* [Exercise instructions]
Using the material below, copy every line where "image" appears.

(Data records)
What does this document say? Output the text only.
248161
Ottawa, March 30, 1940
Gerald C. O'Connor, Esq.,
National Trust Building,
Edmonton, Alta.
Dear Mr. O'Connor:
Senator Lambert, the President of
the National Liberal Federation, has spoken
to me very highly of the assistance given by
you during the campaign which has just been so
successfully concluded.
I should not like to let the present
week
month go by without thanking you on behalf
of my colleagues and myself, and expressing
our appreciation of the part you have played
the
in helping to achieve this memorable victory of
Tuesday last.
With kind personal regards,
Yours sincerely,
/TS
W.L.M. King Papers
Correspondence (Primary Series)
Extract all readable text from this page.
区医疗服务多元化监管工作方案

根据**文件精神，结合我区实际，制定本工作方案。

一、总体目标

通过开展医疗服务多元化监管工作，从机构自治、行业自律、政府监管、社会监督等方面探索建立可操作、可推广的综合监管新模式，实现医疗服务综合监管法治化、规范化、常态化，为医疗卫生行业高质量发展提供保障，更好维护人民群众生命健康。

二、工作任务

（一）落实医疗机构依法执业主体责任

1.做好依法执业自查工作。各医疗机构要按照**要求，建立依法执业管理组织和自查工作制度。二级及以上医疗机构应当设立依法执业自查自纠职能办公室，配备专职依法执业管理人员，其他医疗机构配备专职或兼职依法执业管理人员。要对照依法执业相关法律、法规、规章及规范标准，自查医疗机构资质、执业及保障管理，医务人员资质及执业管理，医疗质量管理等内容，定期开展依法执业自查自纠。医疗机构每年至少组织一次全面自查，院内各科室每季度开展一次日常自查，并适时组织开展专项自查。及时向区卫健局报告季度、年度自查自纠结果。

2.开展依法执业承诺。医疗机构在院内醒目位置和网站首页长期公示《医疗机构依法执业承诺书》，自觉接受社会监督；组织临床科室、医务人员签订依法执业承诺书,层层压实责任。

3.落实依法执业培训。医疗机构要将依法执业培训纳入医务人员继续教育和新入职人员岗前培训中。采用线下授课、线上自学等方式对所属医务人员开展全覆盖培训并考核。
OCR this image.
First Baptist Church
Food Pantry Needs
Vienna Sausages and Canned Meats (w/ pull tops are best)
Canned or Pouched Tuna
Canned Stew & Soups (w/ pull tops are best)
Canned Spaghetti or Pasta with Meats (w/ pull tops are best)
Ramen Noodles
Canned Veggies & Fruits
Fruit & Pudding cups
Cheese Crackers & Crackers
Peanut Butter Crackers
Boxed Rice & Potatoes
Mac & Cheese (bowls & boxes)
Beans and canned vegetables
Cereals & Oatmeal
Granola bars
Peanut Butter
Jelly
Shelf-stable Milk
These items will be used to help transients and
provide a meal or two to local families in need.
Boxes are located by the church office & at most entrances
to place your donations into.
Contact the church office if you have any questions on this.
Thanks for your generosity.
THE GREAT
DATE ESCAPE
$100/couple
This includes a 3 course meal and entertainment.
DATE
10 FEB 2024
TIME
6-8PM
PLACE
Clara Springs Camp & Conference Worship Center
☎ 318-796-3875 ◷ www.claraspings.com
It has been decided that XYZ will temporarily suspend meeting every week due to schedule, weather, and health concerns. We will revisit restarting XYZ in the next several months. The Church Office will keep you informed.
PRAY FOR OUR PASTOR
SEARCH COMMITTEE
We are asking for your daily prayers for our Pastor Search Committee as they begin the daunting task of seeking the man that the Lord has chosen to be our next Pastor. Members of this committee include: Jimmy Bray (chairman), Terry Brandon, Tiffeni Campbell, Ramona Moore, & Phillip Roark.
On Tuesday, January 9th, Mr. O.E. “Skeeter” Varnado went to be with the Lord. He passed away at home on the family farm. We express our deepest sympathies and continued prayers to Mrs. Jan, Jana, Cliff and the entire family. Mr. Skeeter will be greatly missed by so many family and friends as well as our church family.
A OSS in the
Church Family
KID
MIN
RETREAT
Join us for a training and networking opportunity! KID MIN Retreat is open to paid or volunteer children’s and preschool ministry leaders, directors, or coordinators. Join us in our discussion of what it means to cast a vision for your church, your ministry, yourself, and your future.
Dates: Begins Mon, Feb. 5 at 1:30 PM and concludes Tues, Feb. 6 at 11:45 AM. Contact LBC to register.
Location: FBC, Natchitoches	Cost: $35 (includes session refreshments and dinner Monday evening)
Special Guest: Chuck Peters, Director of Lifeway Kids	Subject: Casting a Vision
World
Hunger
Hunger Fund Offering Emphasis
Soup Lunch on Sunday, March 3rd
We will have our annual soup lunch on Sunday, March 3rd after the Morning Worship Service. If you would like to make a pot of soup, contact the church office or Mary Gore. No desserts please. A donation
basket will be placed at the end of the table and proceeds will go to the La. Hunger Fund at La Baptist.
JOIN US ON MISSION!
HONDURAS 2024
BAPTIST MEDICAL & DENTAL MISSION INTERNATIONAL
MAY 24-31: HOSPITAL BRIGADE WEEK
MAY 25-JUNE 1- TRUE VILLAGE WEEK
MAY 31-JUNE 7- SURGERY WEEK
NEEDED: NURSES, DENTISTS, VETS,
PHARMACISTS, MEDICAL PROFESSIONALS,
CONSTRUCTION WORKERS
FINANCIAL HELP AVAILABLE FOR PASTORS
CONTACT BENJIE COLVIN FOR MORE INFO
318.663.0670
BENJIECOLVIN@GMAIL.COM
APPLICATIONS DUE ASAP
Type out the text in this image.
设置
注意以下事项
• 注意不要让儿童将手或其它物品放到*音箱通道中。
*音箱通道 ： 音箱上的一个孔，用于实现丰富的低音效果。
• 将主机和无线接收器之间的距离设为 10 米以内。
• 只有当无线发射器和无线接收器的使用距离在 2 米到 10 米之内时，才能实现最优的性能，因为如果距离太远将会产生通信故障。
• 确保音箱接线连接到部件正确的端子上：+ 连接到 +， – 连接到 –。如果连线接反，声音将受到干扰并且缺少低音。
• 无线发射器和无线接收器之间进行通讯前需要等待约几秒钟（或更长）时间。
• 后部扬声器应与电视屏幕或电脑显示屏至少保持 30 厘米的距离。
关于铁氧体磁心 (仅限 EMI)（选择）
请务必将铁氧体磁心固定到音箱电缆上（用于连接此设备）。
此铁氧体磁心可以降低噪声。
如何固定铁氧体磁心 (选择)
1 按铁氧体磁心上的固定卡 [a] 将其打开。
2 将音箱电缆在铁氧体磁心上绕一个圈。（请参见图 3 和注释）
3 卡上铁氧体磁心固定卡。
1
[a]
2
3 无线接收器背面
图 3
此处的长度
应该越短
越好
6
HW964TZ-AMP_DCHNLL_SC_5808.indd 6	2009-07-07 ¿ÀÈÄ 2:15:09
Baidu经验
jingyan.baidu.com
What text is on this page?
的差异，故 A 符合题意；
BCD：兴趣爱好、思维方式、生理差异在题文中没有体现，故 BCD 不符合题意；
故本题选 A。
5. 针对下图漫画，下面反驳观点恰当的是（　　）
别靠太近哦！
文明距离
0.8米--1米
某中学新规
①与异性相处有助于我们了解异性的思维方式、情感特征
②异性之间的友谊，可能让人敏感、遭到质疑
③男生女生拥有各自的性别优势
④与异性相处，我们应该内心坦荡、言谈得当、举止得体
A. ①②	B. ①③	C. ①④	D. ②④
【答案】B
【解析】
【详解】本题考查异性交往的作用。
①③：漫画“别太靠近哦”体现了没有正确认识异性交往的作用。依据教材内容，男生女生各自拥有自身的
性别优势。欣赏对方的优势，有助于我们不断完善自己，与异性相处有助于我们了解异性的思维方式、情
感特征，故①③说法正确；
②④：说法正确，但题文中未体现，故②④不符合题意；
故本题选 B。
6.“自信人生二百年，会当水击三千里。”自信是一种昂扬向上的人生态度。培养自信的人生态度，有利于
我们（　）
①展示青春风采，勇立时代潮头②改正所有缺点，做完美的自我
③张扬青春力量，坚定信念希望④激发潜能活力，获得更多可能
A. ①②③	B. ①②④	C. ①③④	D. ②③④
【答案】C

* [Result]
OCR this image.
Type out the text in this image.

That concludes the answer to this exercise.